**Exercises:**
A: In the Jan Morris article, explain why the message Morris sent from Everest to the editors at The Times said that snow conditions were bad and the advanced base had been abandoned.
B: Reproduce the Jan Morris article between "James Morris studied" and "the Manchester Guardian.", inclusive, substituting "reporter" for "correspondent".

**Document text:**
'''

Trieste and the Meaning of Nowhere

Time to Learn Something New

Not long ago, I ran across an article that mentioned a list of “classic travel writers, people like Jan Morris, Ryszard  Kapuscinski, Patrick Leigh Fermor, Paul Theroux, Rebecca West and  Herodotus”. 

That got my attention for two reasons:

First,  I realized that I had never heard of any of the writers mentioned, except Paul Theroux, and I had never read anything by him.  Second, that there was probably a lot I could learn from them about the craft of describing travel and destinations.

We started this site to tell stories about food and travel.  I’ve already learned how hard it is to describe the taste of food.  Now I realized that I needed to up my game about travel writing, so I decided to start reading the best travel writers, beginning with Jan Morris.  This was a serendipitous choice, because I found Jan Morris to be a fascinating person, in addition to being an excellent writer.

About Jan Morris

Jan Morris was a Welsh historian, author, and travel writer.  She was born James Humphrey Morris on October 2, 1926.  She published as James Morris until 1972, when she had gender reassignment surgery in Morocco. 

A photo of Jan Morris
Jan Morris
Image source: theguardian.com

James Morris studied history at Christ Church, Oxford.  He served in the 9th Queen’s Royal Lancers at the end of World War II.  After the war, Morris was a correspondent for The Times (of London) and the Manchester Guardian.  

James Morris was a member of the 1953 British Mount Everest Expedition, led by Sir Edmund Hillary and Tenzig Norgay.  He was the only journalist on the expedition and though he was a novice, he climbed with the team to 22,000 feet.  

When the expedition reached the summit, Morris sent a coded message to his editors at The Times of London.  The message, which had been agreed upon in advance to protect their scoop, said “Snow conditions bad stop advanced base abandoned yesterday stop awaiting improvement.”   It meant “Summit of Everest reached on 29 May by Hillary and Tenzing.”  The message was carried by a runner from an ice field on Everest and then sent by wire to the editors in London.  The Times published the announcement on June 2, 1953, the day of Queen Elizabeth II’s coronation.

'''

Collection entries:
'''

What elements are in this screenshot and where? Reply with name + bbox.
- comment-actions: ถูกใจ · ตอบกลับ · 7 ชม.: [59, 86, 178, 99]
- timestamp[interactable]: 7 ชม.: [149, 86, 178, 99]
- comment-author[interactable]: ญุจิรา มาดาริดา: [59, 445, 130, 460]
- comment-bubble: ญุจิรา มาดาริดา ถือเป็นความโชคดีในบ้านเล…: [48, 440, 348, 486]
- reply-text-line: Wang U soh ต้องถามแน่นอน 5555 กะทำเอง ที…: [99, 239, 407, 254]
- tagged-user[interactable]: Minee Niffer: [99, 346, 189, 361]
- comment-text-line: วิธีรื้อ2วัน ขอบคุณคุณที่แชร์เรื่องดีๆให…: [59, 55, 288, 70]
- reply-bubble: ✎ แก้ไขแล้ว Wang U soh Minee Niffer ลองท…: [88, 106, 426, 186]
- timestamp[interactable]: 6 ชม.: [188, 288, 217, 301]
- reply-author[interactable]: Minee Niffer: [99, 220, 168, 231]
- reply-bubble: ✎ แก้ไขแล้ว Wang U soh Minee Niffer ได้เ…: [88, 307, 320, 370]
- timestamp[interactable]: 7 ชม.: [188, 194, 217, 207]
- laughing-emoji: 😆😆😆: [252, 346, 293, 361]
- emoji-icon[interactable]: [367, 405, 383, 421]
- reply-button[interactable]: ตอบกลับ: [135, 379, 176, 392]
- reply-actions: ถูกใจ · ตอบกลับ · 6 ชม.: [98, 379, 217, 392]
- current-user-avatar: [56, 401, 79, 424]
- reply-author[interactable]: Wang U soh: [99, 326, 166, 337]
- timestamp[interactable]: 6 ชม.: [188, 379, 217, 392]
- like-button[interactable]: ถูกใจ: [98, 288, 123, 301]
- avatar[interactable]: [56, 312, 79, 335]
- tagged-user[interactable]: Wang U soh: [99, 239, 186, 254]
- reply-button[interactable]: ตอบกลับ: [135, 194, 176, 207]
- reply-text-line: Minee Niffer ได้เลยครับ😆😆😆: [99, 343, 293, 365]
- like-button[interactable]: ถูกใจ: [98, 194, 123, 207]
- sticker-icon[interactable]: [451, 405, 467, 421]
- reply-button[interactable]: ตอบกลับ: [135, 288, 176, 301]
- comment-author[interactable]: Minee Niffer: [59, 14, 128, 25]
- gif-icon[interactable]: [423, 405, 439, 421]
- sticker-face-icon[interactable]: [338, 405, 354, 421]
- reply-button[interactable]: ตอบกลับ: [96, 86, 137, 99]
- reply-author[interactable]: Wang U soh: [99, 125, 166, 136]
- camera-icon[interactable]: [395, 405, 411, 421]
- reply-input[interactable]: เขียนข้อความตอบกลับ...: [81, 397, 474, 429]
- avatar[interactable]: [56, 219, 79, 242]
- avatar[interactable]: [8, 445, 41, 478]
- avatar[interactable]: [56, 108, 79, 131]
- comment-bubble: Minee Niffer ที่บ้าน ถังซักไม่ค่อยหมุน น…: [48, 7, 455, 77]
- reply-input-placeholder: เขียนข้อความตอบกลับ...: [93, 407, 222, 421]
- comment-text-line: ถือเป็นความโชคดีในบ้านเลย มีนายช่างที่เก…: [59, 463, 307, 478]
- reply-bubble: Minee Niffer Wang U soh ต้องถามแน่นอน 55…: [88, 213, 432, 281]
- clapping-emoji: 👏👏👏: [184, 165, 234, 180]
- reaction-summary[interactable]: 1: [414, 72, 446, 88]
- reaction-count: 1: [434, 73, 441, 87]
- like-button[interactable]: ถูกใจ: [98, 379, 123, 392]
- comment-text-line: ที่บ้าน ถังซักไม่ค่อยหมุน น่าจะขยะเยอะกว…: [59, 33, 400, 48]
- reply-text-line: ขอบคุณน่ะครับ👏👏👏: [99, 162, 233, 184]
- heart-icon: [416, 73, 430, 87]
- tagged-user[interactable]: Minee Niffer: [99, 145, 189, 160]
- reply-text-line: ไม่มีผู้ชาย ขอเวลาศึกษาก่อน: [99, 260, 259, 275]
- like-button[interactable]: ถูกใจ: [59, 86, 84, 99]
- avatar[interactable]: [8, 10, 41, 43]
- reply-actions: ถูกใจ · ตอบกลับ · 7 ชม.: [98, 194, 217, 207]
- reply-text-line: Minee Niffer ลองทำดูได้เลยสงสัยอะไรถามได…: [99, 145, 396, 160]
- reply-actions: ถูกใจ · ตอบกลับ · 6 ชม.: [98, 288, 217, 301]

'''

**Results:**
A: The message was a code agreed upon in advance to protect the newspaper's scoop. Although it appeared to report poor snow conditions, it meant that Hillary and Tenzing had reached the summit of Everest on 29 May.

B:
James Morris studied history at Christ Church, Oxford.  He served in the 9th Queen’s Royal Lancers at the end of World War II.  After the war, Morris was a reporter for The Times (of London) and the Manchester Guardian.